• Objective
Write the material out again, line by line, exactly as it is.

• Record list

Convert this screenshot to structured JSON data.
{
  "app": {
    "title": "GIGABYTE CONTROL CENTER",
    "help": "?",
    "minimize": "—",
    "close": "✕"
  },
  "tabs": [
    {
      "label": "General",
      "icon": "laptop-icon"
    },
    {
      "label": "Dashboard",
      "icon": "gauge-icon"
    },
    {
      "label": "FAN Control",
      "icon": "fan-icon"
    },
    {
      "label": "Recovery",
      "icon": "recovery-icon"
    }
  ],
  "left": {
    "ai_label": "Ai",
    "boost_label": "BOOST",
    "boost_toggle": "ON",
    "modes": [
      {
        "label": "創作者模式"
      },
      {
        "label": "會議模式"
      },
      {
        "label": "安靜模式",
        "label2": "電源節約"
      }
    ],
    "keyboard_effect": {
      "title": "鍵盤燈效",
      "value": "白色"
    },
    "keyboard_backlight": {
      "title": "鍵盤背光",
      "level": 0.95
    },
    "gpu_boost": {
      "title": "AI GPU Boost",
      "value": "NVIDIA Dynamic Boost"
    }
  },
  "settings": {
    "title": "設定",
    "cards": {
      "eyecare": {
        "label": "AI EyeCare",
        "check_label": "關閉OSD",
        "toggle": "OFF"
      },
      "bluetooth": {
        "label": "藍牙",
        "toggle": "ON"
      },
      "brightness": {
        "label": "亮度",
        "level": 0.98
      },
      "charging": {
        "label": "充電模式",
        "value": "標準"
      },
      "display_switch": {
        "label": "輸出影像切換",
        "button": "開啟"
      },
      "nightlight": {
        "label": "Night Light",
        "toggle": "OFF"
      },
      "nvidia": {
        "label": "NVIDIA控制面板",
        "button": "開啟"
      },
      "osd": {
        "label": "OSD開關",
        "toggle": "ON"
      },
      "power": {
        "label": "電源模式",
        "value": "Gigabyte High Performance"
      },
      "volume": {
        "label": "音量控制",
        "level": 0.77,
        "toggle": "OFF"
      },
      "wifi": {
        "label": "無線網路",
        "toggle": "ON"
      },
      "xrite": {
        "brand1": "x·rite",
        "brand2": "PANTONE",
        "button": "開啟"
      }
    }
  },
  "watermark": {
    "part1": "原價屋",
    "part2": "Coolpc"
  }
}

• Task response
Convert this screenshot to structured JSON data.
{
  "app": {
    "title": "GIGABYTE CONTROL CENTER",
    "help": "?",
    "minimize": "—",
    "close": "✕"
  },
  "tabs": [
    {
      "label": "General",
      "icon": "laptop-icon"
    },
    {
      "label": "Dashboard",
      "icon": "gauge-icon"
    },
    {
      "label": "FAN Control",
      "icon": "fan-icon"
    },
    {
      "label": "Recovery",
      "icon": "recovery-icon"
    }
  ],
  "left": {
    "ai_label": "Ai",
    "boost_label": "BOOST",
    "boost_toggle": "ON",
    "modes": [
      {
        "label": "創作者模式"
      },
      {
        "label": "會議模式"
      },
      {
        "label": "安靜模式",
        "label2": "電源節約"
      }
    ],
    "keyboard_effect": {
      "title": "鍵盤燈效",
      "value": "白色"
    },
    "keyboard_backlight": {
      "title": "鍵盤背光",
      "level": 0.95
    },
    "gpu_boost": {
      "title": "AI GPU Boost",
      "value": "NVIDIA Dynamic Boost"
    }
  },
  "settings": {
    "title": "設定",
    "cards": {
      "eyecare": {
        "label": "AI EyeCare",
        "check_label": "關閉OSD",
        "toggle": "OFF"
      },
      "bluetooth": {
        "label": "藍牙",
        "toggle": "ON"
      },
      "brightness": {
        "label": "亮度",
        "level": 0.98
      },
      "charging": {
        "label": "充電模式",
        "value": "標準"
      },
      "display_switch": {
        "label": "輸出影像切換",
        "button": "開啟"
      },
      "nightlight": {
        "label": "Night Light",
        "toggle": "OFF"
      },
      "nvidia": {
        "label": "NVIDIA控制面板",
        "button": "開啟"
      },
      "osd": {
        "label": "OSD開關",
        "toggle": "ON"
      },
      "power": {
        "label": "電源模式",
        "value": "Gigabyte High Performance"
      },
      "volume": {
        "label": "音量控制",
        "level": 0.77,
        "toggle": "OFF"
      },
      "wifi": {
        "label": "無線網路",
        "toggle": "ON"
      },
      "xrite": {
        "brand1": "x·rite",
        "brand2": "PANTONE",
        "button": "開啟"
      }
    }
  },
  "watermark": {
    "part1": "原價屋",
    "part2": "Coolpc"
  }
}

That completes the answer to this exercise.